» WHAT THE TASK ASKS: Please copy out, without any change, the lines starting with the one containing "staticText: 账户金额 (2800): [40, 81, 127, 97]" and going on through the one containing "staticText: 元: [162, 206, 175, 222]".

» TASK INPUTS:
↓↓↓

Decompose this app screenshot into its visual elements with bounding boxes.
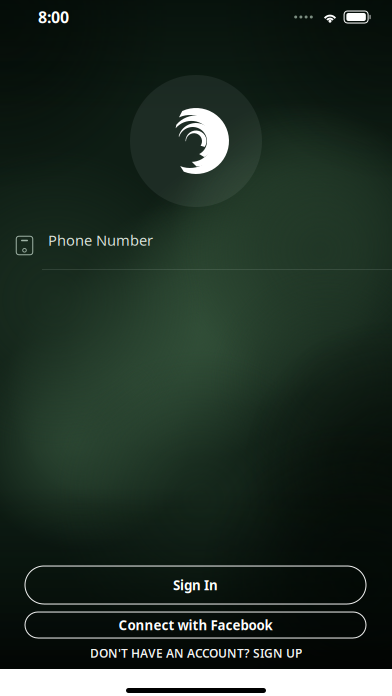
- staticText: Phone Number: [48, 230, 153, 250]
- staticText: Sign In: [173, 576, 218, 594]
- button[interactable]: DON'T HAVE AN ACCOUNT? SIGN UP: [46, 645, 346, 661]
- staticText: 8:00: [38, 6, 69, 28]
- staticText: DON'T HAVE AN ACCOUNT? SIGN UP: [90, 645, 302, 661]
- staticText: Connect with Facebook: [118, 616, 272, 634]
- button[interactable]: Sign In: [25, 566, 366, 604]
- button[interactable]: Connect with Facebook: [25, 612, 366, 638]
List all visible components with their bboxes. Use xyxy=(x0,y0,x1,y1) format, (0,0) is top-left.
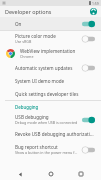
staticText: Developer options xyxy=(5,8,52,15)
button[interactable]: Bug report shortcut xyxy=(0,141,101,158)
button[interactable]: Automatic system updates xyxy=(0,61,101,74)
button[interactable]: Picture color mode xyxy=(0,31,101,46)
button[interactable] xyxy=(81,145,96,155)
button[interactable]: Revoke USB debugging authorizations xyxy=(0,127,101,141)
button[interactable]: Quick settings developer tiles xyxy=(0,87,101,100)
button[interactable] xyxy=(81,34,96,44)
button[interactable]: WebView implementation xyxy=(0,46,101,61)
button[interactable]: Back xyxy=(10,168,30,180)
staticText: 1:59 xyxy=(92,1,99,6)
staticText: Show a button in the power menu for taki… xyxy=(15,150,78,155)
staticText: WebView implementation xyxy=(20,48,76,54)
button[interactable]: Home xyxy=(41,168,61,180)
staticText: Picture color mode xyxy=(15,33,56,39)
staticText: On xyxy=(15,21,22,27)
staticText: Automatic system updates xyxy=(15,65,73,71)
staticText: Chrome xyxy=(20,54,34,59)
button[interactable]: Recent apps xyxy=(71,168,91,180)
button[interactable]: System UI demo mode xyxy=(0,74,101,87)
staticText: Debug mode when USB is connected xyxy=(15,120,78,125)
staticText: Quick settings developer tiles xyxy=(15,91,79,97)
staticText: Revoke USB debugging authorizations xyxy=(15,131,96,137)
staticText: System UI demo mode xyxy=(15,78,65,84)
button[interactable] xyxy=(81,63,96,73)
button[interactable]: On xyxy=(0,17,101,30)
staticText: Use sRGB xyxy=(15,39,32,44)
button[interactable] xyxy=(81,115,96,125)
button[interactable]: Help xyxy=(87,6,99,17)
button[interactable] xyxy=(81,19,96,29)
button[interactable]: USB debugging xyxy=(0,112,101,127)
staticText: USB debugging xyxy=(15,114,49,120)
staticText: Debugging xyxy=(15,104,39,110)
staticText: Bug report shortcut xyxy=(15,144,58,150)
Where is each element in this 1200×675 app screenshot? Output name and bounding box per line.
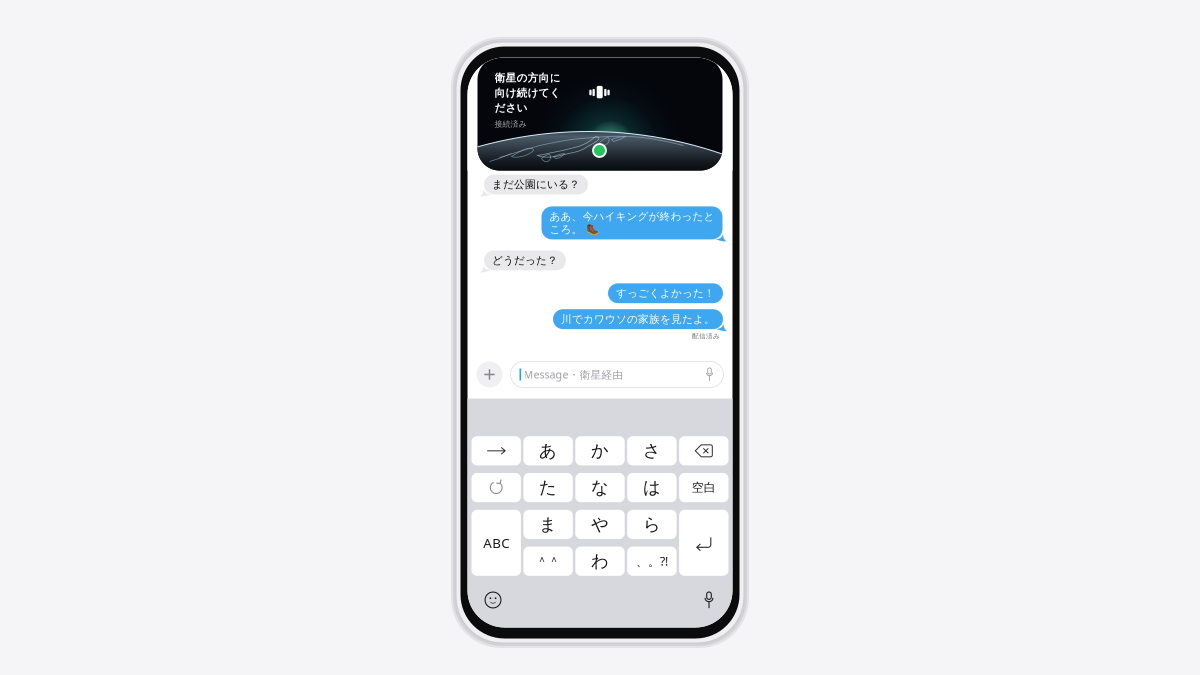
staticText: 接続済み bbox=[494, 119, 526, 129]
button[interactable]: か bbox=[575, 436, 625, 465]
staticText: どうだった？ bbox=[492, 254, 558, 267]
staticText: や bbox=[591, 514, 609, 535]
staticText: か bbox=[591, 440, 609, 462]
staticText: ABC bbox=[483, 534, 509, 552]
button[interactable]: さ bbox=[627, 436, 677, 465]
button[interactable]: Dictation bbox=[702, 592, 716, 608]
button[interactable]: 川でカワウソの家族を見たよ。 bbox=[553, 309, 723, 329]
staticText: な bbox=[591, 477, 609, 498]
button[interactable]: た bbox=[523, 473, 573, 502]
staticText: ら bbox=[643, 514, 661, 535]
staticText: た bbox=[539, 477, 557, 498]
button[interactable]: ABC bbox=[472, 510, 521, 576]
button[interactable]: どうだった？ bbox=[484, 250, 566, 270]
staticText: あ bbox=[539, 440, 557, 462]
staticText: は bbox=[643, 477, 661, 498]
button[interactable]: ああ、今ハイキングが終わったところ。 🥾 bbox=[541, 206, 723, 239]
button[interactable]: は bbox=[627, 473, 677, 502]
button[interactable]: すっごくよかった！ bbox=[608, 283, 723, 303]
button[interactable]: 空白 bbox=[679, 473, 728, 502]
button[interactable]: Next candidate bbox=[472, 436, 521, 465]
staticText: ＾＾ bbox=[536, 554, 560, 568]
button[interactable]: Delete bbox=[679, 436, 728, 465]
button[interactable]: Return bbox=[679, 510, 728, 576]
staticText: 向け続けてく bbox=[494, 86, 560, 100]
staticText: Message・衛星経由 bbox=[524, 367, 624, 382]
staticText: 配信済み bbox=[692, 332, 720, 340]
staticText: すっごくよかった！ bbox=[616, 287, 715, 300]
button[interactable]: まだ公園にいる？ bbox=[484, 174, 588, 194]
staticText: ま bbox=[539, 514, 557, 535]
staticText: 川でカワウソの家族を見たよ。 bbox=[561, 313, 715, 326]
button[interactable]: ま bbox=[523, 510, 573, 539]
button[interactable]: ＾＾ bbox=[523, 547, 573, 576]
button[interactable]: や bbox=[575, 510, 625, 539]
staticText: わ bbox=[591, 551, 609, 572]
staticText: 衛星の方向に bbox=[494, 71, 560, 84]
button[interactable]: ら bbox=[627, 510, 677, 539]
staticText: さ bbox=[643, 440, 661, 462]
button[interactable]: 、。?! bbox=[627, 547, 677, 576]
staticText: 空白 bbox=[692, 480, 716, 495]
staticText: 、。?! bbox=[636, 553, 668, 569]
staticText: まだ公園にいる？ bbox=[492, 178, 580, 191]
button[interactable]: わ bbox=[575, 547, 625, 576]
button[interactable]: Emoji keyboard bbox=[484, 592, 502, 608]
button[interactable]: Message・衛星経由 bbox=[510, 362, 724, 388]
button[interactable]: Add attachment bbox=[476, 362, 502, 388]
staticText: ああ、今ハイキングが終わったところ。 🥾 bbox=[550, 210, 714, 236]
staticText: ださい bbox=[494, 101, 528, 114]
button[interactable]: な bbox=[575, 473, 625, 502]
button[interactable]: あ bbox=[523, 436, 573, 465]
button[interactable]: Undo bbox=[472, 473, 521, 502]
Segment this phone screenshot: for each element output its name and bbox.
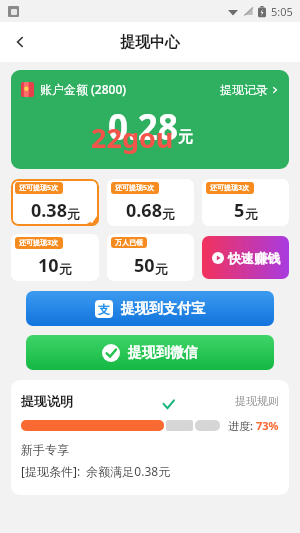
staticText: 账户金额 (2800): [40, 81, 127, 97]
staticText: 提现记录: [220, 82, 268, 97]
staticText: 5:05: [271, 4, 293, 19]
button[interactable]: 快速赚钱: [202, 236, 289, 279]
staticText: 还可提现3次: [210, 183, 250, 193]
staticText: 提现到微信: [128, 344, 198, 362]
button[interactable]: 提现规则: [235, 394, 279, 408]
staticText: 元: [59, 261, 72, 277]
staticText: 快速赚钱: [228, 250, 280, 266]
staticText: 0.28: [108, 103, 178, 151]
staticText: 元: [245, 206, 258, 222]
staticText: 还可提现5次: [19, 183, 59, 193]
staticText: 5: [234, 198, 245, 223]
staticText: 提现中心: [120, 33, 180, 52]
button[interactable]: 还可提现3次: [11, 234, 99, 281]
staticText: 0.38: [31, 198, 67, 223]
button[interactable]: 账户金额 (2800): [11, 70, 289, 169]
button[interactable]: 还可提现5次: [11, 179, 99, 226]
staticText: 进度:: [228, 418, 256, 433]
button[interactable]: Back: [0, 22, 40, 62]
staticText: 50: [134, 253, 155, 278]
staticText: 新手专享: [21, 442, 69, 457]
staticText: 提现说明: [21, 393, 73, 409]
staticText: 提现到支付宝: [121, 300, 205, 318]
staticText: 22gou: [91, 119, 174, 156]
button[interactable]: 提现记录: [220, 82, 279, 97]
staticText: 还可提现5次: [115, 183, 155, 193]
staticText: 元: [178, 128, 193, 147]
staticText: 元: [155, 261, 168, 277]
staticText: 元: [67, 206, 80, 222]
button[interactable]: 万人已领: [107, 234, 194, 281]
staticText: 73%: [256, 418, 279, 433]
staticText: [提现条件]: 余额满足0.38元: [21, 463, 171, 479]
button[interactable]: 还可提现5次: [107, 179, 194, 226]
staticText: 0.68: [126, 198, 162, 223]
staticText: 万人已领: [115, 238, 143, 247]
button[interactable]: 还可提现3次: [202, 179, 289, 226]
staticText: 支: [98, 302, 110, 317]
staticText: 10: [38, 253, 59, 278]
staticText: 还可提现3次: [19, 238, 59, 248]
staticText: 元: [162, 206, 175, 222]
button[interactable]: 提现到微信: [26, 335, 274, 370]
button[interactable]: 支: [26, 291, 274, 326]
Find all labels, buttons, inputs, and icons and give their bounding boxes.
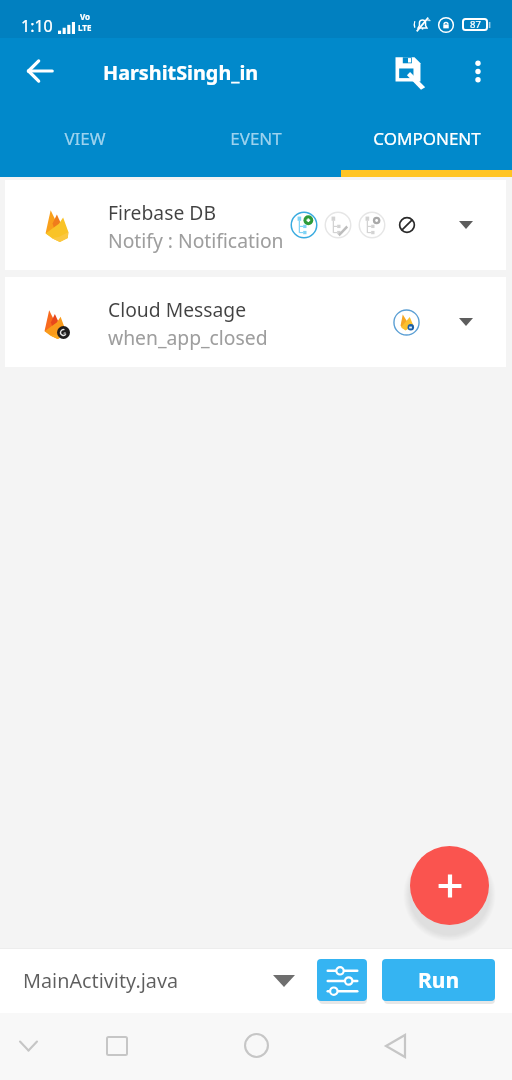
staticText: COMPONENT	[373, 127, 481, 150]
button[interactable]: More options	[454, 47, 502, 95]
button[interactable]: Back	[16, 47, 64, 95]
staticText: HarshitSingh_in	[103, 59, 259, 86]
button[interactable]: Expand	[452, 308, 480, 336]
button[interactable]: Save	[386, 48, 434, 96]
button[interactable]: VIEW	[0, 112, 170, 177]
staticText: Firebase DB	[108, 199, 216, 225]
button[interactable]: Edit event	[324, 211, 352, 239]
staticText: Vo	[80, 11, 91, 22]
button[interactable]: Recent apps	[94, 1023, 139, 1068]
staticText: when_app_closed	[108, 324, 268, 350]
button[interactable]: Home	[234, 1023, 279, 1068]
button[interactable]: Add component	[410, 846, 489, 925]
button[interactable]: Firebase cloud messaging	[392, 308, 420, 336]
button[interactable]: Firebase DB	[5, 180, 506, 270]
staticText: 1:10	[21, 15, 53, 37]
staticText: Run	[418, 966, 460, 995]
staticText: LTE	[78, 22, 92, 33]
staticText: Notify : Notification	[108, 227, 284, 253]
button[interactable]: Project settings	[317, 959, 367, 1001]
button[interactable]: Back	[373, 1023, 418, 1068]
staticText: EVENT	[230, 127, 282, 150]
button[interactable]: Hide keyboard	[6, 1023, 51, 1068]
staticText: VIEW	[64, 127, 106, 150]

↑↑↑

» SOLUTION FOR THIS PROBLEM:
staticText: 账户金额 (2800): [40, 81, 127, 97]
staticText: 提现记录: [220, 82, 268, 97]
staticText: 5:05: [271, 4, 293, 19]
button[interactable]: 快速赚钱: [202, 236, 289, 279]
staticText: 还可提现3次: [210, 183, 250, 193]
staticText: 提现到微信: [128, 344, 198, 362]
button[interactable]: 提现规则: [235, 394, 279, 408]
staticText: 元: [59, 261, 72, 277]
staticText: 快速赚钱: [228, 250, 280, 266]
staticText: 0.28: [108, 103, 178, 151]
staticText: 元: [245, 206, 258, 222]
staticText: 还可提现5次: [19, 183, 59, 193]
staticText: 5: [234, 198, 245, 223]
staticText: 提现中心: [120, 33, 180, 52]
button[interactable]: 还可提现3次: [11, 234, 99, 281]
staticText: 0.38: [31, 198, 67, 223]
button[interactable]: 账户金额 (2800): [11, 70, 289, 169]
button[interactable]: 还可提现5次: [11, 179, 99, 226]
staticText: 进度:: [228, 418, 256, 433]
button[interactable]: Back: [0, 22, 40, 62]
staticText: 50: [134, 253, 155, 278]
staticText: 新手专享: [21, 442, 69, 457]
staticText: 提现说明: [21, 393, 73, 409]
staticText: 提现到支付宝: [121, 300, 205, 318]
staticText: 22gou: [91, 119, 174, 156]
button[interactable]: 提现记录: [220, 82, 279, 97]
staticText: 还可提现5次: [115, 183, 155, 193]
staticText: 元: [178, 128, 193, 147]
staticText: 元: [155, 261, 168, 277]
staticText: 元: [67, 206, 80, 222]
button[interactable]: 万人已领: [107, 234, 194, 281]
staticText: 73%: [256, 418, 279, 433]
staticText: [提现条件]: 余额满足0.38元: [21, 463, 171, 479]
button[interactable]: 还可提现5次: [107, 179, 194, 226]
staticText: 0.68: [126, 198, 162, 223]
staticText: 万人已领: [115, 238, 143, 247]
button[interactable]: 还可提现3次: [202, 179, 289, 226]
staticText: 支: [98, 302, 110, 317]
staticText: 10: [38, 253, 59, 278]
staticText: 还可提现3次: [19, 238, 59, 248]
staticText: 元: [162, 206, 175, 222]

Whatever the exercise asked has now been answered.